Votre tâche
Réécrivez plus brièvement le paragraphe de la décision ci-dessous qui commence par « M. B...A...a demandé », en conservant ses faits essentiels.

Conseil d'État, 9ème chambre, 27/07/2016, 390415, Inédit au recueil Lebon

Texte intégral

RÉPUBLIQUE FRANCAISE
AU NOM DU PEUPLE FRANCAIS

Vu la procédure suivante :

M. B...A...a demandé au magistrat désigné par le président du tribunal administratif de Saint-Denis d'annuler la décision du 26 mars 2013 par laquelle le directeur régional des finances publiques de la Réunion a refusé de lui accorder le bénéfice de l'indemnité temporaire de retraite prévue à l'article 137 de la loi n° 2008-1443 du 30 décembre 2008. Par un jugement n° 1300680 du 26 mars 2015, le magistrat désigné par le président du tribunal administratif de Saint-Denis a rejeté sa demande.

Par un pourvoi sommaire, un mémoire complémentaire et un nouveau mémoire, enregistrés les 26 mai, 24 août et 15 octobre 2015 au secrétariat du contentieux du Conseil d'Etat, M. A... demande au Conseil d'Etat :

1°) d'annuler ce jugement ;

2°) réglant l'affaire au fond, de faire droit à sa demande ;

3°) de mettre à la charge de l'Etat la somme de 4 500 euros au titre de l'article L. 761-1 du code de justice administrative.


Vu les autres pièces du dossier ;

Vu :
- la loi n° 2008-1443 du 30 décembre 2008 ;
- le décret n° 78-399 du 20 mars 1978 ;
- le code de justice administrative ;


Après avoir entendu en séance publique :

- le rapport de M. Simon Chassard, auditeur,

- les conclusions de Mme Marie-Astrid Nicolazo de Barmon, rapporteur public ;

La parole ayant été donnée, avant et après les conclusions, à la SCP Gatineau, Fattaccini, avocat de M. A...;



Considérant ce qui suit :

1. Aux termes du II de l'article 137 de la loi du 30 décembre 2008 de finances rectificative pour 2008 : " II. A compter du 1er janvier 2009, l'attribution de nouvelles indemnités temporaires est réservée aux pensionnés ayants droit remplissant, à la date d'effet de leur pension, en sus de l'effectivité de la résidence, les conditions suivantes : / 1° a) Justifier de quinze ans de services effectifs dans une ou plusieurs collectivités mentionnées au I à partir d'un état récapitulatif de ces services fourni par les pensionnés et communiqué par leurs ministères d'origine ; / b) Ou remplir, au regard de la collectivité dans laquelle l'intéressé justifie de sa résidence effective, les critères d'éligibilité retenus pour l'octroi des congés bonifiés à leur bénéficiaire principal ; / (...) ". Aux termes de l'article 1er du décret du 20 mars 1978 relatif, pour les départements d'outre-mer, à la prise en charge des frais de voyage de congés bonifiés accordés aux magistrats et fonctionnaires civils de l'Etat : " Les dispositions du présent décret s'appliquent aux magistrats et aux fonctionnaires relevant du statut général des fonctionnaires de l'Etat qui exercent leurs fonctions : / a) Dans un département d'outre-mer et dont le lieu de résidence habituelle, tel qu'il est défini à l'article 3 ci-dessous, est situé soit sur le territoire européen de la France, soit dans le même département d'outre-mer, soit dans un autre département d'outre-mer ; / b) Sur le territoire européen de la France si leur lieu de résidence habituelle est situé dans un département d'outre-mer. ". Aux termes de l'article 3 de ce même décret : " Le lieu de résidence habituelle est le territoire européen de la France ou le département d'outre-mer où se trouve le centre des intérêts moraux et matériels de l'intéressé. ".

Données du corpus
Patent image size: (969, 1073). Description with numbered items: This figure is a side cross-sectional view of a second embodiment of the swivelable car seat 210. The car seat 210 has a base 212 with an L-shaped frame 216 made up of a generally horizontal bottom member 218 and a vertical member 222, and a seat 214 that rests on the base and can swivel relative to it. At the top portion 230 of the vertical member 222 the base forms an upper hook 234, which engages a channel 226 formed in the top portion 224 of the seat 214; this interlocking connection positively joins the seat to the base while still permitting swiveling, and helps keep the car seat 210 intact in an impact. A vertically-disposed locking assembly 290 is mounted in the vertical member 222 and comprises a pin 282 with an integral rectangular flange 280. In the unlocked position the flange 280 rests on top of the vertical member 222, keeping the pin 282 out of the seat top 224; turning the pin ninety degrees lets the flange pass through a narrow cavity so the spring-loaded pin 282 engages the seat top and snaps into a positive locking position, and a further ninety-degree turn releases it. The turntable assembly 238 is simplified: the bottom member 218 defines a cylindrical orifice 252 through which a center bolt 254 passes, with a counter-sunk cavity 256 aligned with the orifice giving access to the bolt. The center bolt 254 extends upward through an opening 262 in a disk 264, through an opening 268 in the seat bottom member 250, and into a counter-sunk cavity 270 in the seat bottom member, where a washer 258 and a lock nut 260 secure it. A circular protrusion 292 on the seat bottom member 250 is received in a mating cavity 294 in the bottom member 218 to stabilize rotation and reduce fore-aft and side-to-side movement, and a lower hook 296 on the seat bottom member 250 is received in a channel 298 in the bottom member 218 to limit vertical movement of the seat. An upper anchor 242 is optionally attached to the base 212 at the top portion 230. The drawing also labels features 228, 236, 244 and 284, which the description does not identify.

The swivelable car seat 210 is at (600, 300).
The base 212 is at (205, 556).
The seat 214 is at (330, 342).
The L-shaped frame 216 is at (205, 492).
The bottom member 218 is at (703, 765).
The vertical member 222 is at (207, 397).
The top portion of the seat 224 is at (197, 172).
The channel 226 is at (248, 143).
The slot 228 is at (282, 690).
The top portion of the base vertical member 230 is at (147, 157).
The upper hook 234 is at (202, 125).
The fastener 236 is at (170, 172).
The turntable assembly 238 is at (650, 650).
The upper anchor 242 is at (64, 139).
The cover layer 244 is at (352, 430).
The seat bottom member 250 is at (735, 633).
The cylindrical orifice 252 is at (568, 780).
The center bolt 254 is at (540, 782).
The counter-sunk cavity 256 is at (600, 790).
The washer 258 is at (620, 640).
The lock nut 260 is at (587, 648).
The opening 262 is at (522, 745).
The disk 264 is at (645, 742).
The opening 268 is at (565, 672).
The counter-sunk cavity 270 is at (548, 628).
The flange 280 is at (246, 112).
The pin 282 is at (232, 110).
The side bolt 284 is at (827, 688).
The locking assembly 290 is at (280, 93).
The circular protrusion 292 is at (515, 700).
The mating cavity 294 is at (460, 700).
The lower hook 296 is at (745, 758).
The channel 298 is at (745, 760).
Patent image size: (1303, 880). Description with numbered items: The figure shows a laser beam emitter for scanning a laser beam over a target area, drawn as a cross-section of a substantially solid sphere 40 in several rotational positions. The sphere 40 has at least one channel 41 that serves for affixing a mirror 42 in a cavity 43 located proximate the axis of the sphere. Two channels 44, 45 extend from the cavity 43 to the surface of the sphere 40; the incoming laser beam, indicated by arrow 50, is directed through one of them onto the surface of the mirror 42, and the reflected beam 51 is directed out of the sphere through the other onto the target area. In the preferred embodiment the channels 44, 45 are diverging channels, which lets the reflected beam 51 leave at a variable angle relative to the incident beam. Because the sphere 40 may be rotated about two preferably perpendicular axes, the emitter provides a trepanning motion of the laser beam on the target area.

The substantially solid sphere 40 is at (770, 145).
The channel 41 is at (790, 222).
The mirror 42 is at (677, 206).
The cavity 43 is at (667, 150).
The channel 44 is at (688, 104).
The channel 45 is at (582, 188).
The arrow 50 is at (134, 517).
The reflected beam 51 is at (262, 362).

Réponse rédigée
M. A... a demandé au magistrat désigné par le président du tribunal administratif de Saint-Denis d'annuler la décision du 26 mars 2013. Par cette décision, le directeur régional des finances publiques de la Réunion lui refusait l'indemnité temporaire de retraite prévue à l'article 137 de la loi n° 2008-1443 du 30 décembre 2008. Le magistrat a rejeté cette demande par le jugement n° 1300680 du 26 mars 2015.